Outline

Covariance

mpg2008 <- filter(mpg, year == "2008")
mpgplot <- ggplot(mpg2008, aes(cty, hwy)) +
    theme_tufte() + 
    ggtitle("Miles per gallon") +
    geom_text_repel(data = subset(mpg2008, cty >= 26 | cty == 9),
                      mapping = aes(label = model))
mpgplot + geom_point(alpha = .5)

mpgplot + geom_point() + geom_jitter()

Mathematical background

  • We’ll start with a bit of math and then move to data, interpretation, more plots, etc

  • Think about two random variables, \(X\) and \(Y\).
  • Remember linearity for expectation? \(E[X + Y] = E[X] + E[Y]\)
  • For variance, we needed independence: if \(X\) and \(Y\) are independent, then \(\text{Var}(X + Y) = \text{Var}(X) + \text{Var}(Y)\)
  • What if \(X\) and \(Y\) are not independent? (i.e. are dependent)
  • Covariance measures how they vary together: \[ \text{Cov}(X, Y) = E[(X- E[X])(Y - E[Y])] \]
  • Roughly speaking:
  • If larger values of \(X\) occur together with larger values of \(Y\), their covariance is positive
  • If larger values of \(X\) occur with smaller values of \(Y\), their covariance is negative

  • What is \(\text{Cov}(Y,X)\)? (symmetry)

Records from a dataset
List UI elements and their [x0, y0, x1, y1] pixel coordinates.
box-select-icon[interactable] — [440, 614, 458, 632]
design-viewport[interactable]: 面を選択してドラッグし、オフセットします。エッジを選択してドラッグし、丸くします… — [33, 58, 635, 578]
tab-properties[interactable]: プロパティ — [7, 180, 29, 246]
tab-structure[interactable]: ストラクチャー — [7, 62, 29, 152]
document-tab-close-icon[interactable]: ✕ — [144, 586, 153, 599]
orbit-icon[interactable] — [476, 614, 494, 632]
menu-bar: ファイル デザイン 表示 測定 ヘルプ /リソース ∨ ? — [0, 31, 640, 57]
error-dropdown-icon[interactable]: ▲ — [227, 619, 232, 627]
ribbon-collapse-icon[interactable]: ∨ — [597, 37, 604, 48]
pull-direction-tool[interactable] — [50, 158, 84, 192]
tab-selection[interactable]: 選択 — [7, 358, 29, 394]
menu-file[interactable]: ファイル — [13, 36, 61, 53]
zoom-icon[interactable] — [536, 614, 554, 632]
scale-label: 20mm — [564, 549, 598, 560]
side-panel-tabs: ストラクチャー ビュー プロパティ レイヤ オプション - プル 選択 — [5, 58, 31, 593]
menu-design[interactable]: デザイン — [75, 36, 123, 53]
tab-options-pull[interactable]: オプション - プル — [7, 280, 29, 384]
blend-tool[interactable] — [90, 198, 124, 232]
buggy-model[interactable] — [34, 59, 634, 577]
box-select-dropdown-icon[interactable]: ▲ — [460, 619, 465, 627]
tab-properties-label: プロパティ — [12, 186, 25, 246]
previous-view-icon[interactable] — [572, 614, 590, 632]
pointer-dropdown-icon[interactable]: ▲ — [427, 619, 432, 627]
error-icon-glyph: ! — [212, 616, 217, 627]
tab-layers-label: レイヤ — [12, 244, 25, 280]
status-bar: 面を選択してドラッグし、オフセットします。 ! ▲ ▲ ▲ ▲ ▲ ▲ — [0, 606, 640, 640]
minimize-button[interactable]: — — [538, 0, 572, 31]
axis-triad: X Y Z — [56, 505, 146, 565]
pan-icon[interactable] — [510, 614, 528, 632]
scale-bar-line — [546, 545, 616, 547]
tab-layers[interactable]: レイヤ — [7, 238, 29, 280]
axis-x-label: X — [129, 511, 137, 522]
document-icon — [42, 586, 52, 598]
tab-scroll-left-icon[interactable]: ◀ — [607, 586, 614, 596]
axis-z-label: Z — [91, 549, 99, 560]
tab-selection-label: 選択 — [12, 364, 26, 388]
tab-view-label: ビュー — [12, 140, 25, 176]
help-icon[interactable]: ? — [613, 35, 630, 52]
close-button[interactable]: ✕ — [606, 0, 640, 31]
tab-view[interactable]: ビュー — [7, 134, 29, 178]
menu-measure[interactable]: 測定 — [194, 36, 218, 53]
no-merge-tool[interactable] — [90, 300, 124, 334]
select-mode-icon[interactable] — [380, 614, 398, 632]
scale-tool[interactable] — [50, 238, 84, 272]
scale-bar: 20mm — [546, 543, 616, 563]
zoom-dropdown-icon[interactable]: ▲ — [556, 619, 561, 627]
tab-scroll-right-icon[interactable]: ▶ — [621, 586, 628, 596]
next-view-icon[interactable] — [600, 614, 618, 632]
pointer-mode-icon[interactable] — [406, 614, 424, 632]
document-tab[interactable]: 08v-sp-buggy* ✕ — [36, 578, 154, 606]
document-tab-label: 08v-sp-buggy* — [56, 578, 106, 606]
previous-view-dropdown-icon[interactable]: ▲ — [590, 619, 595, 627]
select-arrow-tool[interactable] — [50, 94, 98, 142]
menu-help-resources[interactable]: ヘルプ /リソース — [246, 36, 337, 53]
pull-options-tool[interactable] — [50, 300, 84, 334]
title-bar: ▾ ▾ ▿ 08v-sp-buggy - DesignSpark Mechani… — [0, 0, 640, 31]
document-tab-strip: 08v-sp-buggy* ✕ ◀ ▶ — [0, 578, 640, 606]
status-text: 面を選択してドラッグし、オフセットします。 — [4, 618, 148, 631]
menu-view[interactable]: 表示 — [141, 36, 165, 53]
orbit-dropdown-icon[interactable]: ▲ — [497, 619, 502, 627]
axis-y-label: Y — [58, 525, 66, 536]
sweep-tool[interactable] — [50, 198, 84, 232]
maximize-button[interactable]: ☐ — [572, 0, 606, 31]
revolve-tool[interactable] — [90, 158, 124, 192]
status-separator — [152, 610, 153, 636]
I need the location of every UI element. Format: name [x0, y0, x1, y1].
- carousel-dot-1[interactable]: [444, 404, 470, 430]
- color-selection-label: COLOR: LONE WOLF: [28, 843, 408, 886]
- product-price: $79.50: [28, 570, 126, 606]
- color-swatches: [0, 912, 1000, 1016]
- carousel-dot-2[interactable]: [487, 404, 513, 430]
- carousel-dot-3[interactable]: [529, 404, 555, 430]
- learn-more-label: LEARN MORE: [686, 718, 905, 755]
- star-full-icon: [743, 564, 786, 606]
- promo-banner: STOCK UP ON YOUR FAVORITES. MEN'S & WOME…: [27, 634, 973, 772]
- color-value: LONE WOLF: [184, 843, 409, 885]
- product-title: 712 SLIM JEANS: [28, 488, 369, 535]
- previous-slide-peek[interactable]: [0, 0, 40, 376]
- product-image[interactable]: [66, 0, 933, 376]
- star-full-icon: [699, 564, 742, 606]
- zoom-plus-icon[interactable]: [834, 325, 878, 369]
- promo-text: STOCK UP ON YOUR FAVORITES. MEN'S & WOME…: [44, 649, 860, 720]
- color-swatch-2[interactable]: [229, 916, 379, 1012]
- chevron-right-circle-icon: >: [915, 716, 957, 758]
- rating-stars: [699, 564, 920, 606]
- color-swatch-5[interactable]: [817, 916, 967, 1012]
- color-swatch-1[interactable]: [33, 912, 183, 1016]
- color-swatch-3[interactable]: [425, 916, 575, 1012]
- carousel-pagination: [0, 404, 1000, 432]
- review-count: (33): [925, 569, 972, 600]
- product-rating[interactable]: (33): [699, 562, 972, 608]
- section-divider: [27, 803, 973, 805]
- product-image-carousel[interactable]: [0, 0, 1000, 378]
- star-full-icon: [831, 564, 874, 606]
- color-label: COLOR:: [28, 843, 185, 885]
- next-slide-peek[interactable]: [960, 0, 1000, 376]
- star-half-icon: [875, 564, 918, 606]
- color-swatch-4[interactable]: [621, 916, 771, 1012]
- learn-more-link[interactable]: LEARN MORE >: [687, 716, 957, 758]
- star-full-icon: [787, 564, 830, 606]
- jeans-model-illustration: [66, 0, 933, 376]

## WORK TO DO:
• 1. In the covariance notes, what must be true of X and Y for Var(X + Y) to equal Var(X) + Var(Y)?
• 2. Using the covariance notes, explain why covariance comes up right after the rule for the variance of a sum.
• 3. Reproduce the stretch of the covariance notes from "mpgplot <- ggplot(mpg2008, aes(cty, hwy))" through "geom_point() + geom_jitter()".

## TASK SOLUTIONS:
• 1. X and Y must be independent.

• 2. The rule Var(X + Y) = Var(X) + Var(Y) holds only when X and Y are independent. The notes then ask what happens when X and Y are dependent. Covariance is introduced because it measures how the two variables vary together.

• 3.
mpgplot <- ggplot(mpg2008, aes(cty, hwy)) +
    theme_tufte() + 
    ggtitle("Miles per gallon") +
    geom_text_repel(data = subset(mpg2008, cty >= 26 | cty == 9),
                      mapping = aes(label = model))
mpgplot + geom_point(alpha = .5)

mpgplot + geom_point() + geom_jitter()